In your copy, include every line of the listing below exactly but none of the pictures.

╭─ DATA PROVIDED

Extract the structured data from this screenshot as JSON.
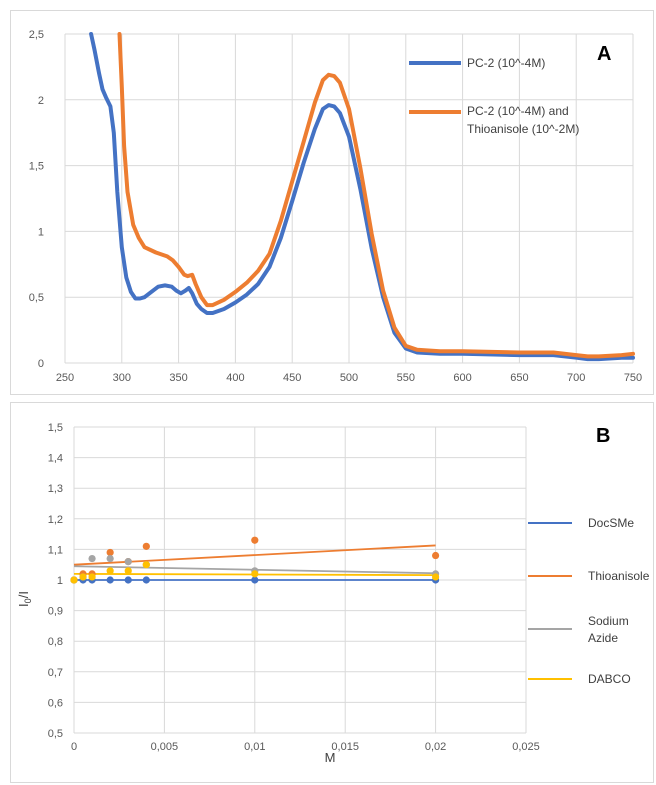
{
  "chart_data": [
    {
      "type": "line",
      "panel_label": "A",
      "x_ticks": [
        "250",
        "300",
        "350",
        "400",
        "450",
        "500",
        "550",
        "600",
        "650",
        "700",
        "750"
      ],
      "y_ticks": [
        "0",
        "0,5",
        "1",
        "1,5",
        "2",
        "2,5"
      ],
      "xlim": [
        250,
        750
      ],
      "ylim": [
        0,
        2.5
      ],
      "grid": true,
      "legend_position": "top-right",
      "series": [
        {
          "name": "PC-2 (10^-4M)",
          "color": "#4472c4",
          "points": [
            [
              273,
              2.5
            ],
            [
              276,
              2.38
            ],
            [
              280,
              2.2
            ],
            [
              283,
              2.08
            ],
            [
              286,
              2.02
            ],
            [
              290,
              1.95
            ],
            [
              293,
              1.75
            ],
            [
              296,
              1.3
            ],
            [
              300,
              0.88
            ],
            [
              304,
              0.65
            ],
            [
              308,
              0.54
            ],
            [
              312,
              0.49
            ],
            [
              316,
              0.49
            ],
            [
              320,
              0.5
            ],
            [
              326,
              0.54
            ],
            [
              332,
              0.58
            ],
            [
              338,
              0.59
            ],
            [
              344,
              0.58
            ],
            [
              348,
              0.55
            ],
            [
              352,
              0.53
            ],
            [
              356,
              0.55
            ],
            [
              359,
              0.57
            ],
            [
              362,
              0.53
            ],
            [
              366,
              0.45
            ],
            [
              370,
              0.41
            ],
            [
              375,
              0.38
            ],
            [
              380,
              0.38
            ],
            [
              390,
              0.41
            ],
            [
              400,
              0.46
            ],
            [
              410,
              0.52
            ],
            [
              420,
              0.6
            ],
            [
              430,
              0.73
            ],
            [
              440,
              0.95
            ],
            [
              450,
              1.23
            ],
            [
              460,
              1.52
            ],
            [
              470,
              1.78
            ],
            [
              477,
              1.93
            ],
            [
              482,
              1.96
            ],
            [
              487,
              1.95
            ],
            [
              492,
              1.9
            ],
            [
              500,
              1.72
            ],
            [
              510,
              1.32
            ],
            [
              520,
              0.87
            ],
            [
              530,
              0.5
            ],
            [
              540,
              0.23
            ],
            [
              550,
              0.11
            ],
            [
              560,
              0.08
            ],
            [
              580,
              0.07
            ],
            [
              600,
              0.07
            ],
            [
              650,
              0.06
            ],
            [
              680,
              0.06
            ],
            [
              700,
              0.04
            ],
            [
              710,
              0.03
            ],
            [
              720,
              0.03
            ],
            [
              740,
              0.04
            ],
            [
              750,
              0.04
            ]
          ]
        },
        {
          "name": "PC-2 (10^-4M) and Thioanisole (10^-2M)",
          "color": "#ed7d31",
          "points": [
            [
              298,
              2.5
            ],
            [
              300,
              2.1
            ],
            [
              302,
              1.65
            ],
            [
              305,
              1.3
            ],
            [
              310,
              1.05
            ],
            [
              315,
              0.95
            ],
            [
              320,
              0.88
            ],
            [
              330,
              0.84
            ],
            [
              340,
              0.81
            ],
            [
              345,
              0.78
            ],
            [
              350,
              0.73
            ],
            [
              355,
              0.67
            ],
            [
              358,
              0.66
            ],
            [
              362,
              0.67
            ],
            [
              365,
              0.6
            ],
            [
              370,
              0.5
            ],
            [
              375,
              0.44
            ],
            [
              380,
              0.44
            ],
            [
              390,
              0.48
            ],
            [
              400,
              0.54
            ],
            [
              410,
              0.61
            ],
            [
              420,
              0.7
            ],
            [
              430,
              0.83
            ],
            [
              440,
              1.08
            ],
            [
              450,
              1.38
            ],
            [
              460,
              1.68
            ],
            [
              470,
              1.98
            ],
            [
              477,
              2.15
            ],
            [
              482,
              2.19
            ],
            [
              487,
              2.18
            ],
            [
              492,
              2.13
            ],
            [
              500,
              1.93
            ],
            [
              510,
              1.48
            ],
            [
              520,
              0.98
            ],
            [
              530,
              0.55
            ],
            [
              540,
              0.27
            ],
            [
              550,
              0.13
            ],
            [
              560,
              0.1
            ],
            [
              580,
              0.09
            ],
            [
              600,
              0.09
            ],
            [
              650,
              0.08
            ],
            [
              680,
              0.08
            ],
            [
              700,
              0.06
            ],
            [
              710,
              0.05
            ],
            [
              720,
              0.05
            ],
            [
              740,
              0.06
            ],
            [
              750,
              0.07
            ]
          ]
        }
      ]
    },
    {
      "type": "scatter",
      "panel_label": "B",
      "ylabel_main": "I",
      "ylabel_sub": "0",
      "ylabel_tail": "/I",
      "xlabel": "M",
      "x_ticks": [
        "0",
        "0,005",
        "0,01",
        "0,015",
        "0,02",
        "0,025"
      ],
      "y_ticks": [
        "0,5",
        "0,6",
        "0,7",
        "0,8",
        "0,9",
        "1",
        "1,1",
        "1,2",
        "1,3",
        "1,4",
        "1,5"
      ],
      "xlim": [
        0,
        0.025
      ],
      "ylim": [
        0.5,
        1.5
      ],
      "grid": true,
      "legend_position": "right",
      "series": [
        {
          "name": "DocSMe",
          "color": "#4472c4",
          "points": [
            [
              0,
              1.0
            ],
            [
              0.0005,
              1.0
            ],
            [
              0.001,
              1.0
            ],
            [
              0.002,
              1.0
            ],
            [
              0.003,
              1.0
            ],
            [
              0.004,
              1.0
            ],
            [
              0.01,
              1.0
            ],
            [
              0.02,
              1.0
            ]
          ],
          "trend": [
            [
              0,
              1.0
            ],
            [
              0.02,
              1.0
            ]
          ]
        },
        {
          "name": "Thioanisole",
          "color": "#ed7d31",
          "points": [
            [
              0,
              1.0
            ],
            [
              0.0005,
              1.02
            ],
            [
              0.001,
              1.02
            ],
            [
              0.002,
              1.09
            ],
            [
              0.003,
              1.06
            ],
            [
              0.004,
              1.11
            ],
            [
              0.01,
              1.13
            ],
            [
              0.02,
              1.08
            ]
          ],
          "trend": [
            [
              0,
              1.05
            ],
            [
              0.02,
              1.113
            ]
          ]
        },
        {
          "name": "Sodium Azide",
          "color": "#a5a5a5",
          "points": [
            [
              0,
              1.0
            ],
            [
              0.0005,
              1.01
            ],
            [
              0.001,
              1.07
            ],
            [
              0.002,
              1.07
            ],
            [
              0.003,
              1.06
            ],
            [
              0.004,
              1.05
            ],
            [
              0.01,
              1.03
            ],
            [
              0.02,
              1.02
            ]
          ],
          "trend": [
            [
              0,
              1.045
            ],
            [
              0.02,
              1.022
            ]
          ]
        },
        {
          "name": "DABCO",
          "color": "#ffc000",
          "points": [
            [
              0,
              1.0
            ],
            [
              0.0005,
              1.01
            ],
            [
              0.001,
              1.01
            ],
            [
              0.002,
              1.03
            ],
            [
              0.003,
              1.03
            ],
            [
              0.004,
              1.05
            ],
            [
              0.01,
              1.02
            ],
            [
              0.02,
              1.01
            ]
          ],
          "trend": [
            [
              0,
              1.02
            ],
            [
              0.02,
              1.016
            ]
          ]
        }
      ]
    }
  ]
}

╰─

● **TASK RESULT**:
Extract the structured data from this screenshot as JSON.
{
  "chart_data": [
    {
      "type": "line",
      "panel_label": "A",
      "x_ticks": [
        "250",
        "300",
        "350",
        "400",
        "450",
        "500",
        "550",
        "600",
        "650",
        "700",
        "750"
      ],
      "y_ticks": [
        "0",
        "0,5",
        "1",
        "1,5",
        "2",
        "2,5"
      ],
      "xlim": [
        250,
        750
      ],
      "ylim": [
        0,
        2.5
      ],
      "grid": true,
      "legend_position": "top-right",
      "series": [
        {
          "name": "PC-2 (10^-4M)",
          "color": "#4472c4",
          "points": [
            [
              273,
              2.5
            ],
            [
              276,
              2.38
            ],
            [
              280,
              2.2
            ],
            [
              283,
              2.08
            ],
            [
              286,
              2.02
            ],
            [
              290,
              1.95
            ],
            [
              293,
              1.75
            ],
            [
              296,
              1.3
            ],
            [
              300,
              0.88
            ],
            [
              304,
              0.65
            ],
            [
              308,
              0.54
            ],
            [
              312,
              0.49
            ],
            [
              316,
              0.49
            ],
            [
              320,
              0.5
            ],
            [
              326,
              0.54
            ],
            [
              332,
              0.58
            ],
            [
              338,
              0.59
            ],
            [
              344,
              0.58
            ],
            [
              348,
              0.55
            ],
            [
              352,
              0.53
            ],
            [
              356,
              0.55
            ],
            [
              359,
              0.57
            ],
            [
              362,
              0.53
            ],
            [
              366,
              0.45
            ],
            [
              370,
              0.41
            ],
            [
              375,
              0.38
            ],
            [
              380,
              0.38
            ],
            [
              390,
              0.41
            ],
            [
              400,
              0.46
            ],
            [
              410,
              0.52
            ],
            [
              420,
              0.6
            ],
            [
              430,
              0.73
            ],
            [
              440,
              0.95
            ],
            [
              450,
              1.23
            ],
            [
              460,
              1.52
            ],
            [
              470,
              1.78
            ],
            [
              477,
              1.93
            ],
            [
              482,
              1.96
            ],
            [
              487,
              1.95
            ],
            [
              492,
              1.9
            ],
            [
              500,
              1.72
            ],
            [
              510,
              1.32
            ],
            [
              520,
              0.87
            ],
            [
              530,
              0.5
            ],
            [
              540,
              0.23
            ],
            [
              550,
              0.11
            ],
            [
              560,
              0.08
            ],
            [
              580,
              0.07
            ],
            [
              600,
              0.07
            ],
            [
              650,
              0.06
            ],
            [
              680,
              0.06
            ],
            [
              700,
              0.04
            ],
            [
              710,
              0.03
            ],
            [
              720,
              0.03
            ],
            [
              740,
              0.04
            ],
            [
              750,
              0.04
            ]
          ]
        },
        {
          "name": "PC-2 (10^-4M) and Thioanisole (10^-2M)",
          "color": "#ed7d31",
          "points": [
            [
              298,
              2.5
            ],
            [
              300,
              2.1
            ],
            [
              302,
              1.65
            ],
            [
              305,
              1.3
            ],
            [
              310,
              1.05
            ],
            [
              315,
              0.95
            ],
            [
              320,
              0.88
            ],
            [
              330,
              0.84
            ],
            [
              340,
              0.81
            ],
            [
              345,
              0.78
            ],
            [
              350,
              0.73
            ],
            [
              355,
              0.67
            ],
            [
              358,
              0.66
            ],
            [
              362,
              0.67
            ],
            [
              365,
              0.6
            ],
            [
              370,
              0.5
            ],
            [
              375,
              0.44
            ],
            [
              380,
              0.44
            ],
            [
              390,
              0.48
            ],
            [
              400,
              0.54
            ],
            [
              410,
              0.61
            ],
            [
              420,
              0.7
            ],
            [
              430,
              0.83
            ],
            [
              440,
              1.08
            ],
            [
              450,
              1.38
            ],
            [
              460,
              1.68
            ],
            [
              470,
              1.98
            ],
            [
              477,
              2.15
            ],
            [
              482,
              2.19
            ],
            [
              487,
              2.18
            ],
            [
              492,
              2.13
            ],
            [
              500,
              1.93
            ],
            [
              510,
              1.48
            ],
            [
              520,
              0.98
            ],
            [
              530,
              0.55
            ],
            [
              540,
              0.27
            ],
            [
              550,
              0.13
            ],
            [
              560,
              0.1
            ],
            [
              580,
              0.09
            ],
            [
              600,
              0.09
            ],
            [
              650,
              0.08
            ],
            [
              680,
              0.08
            ],
            [
              700,
              0.06
            ],
            [
              710,
              0.05
            ],
            [
              720,
              0.05
            ],
            [
              740,
              0.06
            ],
            [
              750,
              0.07
            ]
          ]
        }
      ]
    },
    {
      "type": "scatter",
      "panel_label": "B",
      "ylabel_main": "I",
      "ylabel_sub": "0",
      "ylabel_tail": "/I",
      "xlabel": "M",
      "x_ticks": [
        "0",
        "0,005",
        "0,01",
        "0,015",
        "0,02",
        "0,025"
      ],
      "y_ticks": [
        "0,5",
        "0,6",
        "0,7",
        "0,8",
        "0,9",
        "1",
        "1,1",
        "1,2",
        "1,3",
        "1,4",
        "1,5"
      ],
      "xlim": [
        0,
        0.025
      ],
      "ylim": [
        0.5,
        1.5
      ],
      "grid": true,
      "legend_position": "right",
      "series": [
        {
          "name": "DocSMe",
          "color": "#4472c4",
          "points": [
            [
              0,
              1.0
            ],
            [
              0.0005,
              1.0
            ],
            [
              0.001,
              1.0
            ],
            [
              0.002,
              1.0
            ],
            [
              0.003,
              1.0
            ],
            [
              0.004,
              1.0
            ],
            [
              0.01,
              1.0
            ],
            [
              0.02,
              1.0
            ]
          ],
          "trend": [
            [
              0,
              1.0
            ],
            [
              0.02,
              1.0
            ]
          ]
        },
        {
          "name": "Thioanisole",
          "color": "#ed7d31",
          "points": [
            [
              0,
              1.0
            ],
            [
              0.0005,
              1.02
            ],
            [
              0.001,
              1.02
            ],
            [
              0.002,
              1.09
            ],
            [
              0.003,
              1.06
            ],
            [
              0.004,
              1.11
            ],
            [
              0.01,
              1.13
            ],
            [
              0.02,
              1.08
            ]
          ],
          "trend": [
            [
              0,
              1.05
            ],
            [
              0.02,
              1.113
            ]
          ]
        },
        {
          "name": "Sodium Azide",
          "color": "#a5a5a5",
          "points": [
            [
              0,
              1.0
            ],
            [
              0.0005,
              1.01
            ],
            [
              0.001,
              1.07
            ],
            [
              0.002,
              1.07
            ],
            [
              0.003,
              1.06
            ],
            [
              0.004,
              1.05
            ],
            [
              0.01,
              1.03
            ],
            [
              0.02,
              1.02
            ]
          ],
          "trend": [
            [
              0,
              1.045
            ],
            [
              0.02,
              1.022
            ]
          ]
        },
        {
          "name": "DABCO",
          "color": "#ffc000",
          "points": [
            [
              0,
              1.0
            ],
            [
              0.0005,
              1.01
            ],
            [
              0.001,
              1.01
            ],
            [
              0.002,
              1.03
            ],
            [
              0.003,
              1.03
            ],
            [
              0.004,
              1.05
            ],
            [
              0.01,
              1.02
            ],
            [
              0.02,
              1.01
            ]
          ],
          "trend": [
            [
              0,
              1.02
            ],
            [
              0.02,
              1.016
            ]
          ]
        }
      ]
    }
  ]
}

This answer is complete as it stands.